▶ [AIM] Determine the count of lines holding "transcriptomic" and give that count alone.

═════ EXERCISE DATA ═════

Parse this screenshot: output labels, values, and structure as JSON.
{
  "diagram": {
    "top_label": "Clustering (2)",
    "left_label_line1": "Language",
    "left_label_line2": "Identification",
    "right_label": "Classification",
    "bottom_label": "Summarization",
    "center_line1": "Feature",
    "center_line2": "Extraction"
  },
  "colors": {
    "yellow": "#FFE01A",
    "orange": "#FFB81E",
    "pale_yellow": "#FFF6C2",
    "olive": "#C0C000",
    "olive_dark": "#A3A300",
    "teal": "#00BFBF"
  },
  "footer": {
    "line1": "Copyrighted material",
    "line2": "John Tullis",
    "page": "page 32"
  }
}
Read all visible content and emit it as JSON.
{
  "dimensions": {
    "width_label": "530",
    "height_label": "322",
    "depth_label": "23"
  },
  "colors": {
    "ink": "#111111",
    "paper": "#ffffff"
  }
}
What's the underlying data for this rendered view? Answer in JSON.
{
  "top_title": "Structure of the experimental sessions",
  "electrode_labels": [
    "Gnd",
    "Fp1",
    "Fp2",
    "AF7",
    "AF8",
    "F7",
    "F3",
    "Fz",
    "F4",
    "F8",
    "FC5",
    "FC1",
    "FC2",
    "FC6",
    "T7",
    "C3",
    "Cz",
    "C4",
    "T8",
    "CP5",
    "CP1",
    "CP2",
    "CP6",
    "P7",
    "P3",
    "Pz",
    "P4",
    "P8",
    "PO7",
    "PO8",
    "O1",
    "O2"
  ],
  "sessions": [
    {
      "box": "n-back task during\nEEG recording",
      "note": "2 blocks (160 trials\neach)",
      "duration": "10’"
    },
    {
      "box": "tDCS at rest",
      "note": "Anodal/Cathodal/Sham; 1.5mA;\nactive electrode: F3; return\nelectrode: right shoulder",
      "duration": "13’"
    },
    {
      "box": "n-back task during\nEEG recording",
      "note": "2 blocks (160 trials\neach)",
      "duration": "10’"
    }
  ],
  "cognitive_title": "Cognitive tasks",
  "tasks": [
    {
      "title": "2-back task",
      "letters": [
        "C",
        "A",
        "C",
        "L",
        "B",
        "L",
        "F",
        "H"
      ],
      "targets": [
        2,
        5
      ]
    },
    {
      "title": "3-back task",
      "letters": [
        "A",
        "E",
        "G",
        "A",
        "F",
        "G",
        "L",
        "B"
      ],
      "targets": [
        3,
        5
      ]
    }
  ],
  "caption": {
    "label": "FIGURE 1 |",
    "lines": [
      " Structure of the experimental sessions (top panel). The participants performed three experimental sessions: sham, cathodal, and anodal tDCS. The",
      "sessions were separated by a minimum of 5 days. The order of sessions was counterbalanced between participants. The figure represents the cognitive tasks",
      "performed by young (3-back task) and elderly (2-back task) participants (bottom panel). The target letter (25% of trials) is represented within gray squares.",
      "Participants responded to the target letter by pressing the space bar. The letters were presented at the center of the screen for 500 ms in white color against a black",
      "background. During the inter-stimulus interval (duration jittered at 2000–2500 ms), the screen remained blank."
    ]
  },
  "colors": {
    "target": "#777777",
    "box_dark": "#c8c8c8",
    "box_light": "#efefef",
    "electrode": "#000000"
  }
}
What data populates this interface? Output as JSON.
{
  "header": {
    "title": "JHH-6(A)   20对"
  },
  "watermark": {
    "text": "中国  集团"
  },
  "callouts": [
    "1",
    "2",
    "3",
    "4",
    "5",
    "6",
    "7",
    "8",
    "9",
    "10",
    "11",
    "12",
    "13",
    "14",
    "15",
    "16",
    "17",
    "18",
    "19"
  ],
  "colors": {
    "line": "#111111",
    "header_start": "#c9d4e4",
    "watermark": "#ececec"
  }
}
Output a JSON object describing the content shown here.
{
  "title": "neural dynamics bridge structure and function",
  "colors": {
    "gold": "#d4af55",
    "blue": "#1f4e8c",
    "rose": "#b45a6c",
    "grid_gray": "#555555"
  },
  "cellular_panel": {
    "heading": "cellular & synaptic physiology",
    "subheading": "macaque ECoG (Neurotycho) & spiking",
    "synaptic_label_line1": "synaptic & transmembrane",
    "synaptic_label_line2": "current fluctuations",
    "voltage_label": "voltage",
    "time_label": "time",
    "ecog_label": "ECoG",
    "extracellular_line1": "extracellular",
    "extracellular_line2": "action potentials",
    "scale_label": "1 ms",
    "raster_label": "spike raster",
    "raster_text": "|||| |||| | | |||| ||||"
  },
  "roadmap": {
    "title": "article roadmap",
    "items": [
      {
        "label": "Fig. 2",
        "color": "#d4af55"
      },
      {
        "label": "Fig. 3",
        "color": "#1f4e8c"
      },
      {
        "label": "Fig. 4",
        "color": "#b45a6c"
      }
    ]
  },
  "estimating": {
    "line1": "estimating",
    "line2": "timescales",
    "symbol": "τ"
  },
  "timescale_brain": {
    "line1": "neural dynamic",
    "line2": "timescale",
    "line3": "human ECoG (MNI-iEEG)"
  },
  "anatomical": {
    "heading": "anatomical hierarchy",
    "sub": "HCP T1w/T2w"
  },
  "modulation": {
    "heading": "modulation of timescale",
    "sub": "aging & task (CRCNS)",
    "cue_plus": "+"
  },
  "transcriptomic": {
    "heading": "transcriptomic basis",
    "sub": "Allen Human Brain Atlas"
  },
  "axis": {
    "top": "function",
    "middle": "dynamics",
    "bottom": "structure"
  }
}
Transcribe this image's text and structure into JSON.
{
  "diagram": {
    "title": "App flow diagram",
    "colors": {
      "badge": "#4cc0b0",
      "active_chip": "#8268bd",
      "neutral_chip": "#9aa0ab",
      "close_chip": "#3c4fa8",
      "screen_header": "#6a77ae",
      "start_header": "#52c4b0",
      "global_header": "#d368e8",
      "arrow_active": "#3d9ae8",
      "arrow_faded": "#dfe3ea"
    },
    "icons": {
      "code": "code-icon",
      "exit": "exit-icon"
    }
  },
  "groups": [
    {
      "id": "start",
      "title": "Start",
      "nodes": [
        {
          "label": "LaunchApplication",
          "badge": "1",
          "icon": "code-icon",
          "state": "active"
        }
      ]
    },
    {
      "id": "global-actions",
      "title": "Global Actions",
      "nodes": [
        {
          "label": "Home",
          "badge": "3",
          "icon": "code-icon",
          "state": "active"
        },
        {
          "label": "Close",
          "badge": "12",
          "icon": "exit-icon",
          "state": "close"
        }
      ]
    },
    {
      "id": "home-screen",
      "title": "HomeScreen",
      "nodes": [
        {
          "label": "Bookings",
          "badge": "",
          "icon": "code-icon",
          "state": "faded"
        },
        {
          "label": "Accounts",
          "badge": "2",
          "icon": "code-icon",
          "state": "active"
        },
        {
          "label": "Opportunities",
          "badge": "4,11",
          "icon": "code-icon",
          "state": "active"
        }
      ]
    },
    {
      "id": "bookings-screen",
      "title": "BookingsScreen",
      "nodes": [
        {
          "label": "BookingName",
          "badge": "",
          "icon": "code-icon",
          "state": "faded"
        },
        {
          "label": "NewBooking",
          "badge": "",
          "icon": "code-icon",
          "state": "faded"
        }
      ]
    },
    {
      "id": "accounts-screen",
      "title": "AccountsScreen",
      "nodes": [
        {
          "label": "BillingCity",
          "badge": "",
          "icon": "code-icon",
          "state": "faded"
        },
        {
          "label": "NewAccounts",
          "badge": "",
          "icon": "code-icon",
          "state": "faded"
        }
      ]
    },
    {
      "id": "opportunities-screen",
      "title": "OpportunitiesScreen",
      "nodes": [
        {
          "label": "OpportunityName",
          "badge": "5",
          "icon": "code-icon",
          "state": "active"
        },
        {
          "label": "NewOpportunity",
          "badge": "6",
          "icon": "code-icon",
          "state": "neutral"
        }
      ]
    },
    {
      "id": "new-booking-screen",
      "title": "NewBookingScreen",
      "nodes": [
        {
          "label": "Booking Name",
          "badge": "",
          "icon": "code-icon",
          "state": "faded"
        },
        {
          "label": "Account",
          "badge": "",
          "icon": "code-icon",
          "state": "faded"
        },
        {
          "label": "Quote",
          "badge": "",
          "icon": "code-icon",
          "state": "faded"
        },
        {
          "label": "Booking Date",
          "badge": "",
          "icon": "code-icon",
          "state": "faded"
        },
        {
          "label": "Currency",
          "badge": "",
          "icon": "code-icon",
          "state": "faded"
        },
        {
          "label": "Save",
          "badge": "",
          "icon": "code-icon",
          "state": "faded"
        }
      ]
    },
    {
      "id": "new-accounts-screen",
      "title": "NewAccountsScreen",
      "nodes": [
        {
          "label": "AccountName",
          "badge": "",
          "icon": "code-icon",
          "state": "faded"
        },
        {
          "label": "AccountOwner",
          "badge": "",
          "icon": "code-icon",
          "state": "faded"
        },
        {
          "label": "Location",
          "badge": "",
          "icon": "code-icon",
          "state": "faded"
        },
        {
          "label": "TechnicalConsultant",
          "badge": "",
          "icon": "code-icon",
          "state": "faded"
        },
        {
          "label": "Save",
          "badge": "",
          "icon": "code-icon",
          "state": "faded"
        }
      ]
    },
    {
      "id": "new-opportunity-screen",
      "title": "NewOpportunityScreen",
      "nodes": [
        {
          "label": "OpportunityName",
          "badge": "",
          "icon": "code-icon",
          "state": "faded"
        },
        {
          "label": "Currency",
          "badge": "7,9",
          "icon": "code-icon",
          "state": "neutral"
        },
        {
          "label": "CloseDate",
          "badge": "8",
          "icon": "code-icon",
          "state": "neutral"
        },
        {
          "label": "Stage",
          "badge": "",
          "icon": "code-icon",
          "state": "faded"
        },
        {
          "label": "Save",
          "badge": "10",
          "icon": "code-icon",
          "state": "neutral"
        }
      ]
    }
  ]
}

═════

▶ [FULL RESPONSE] 2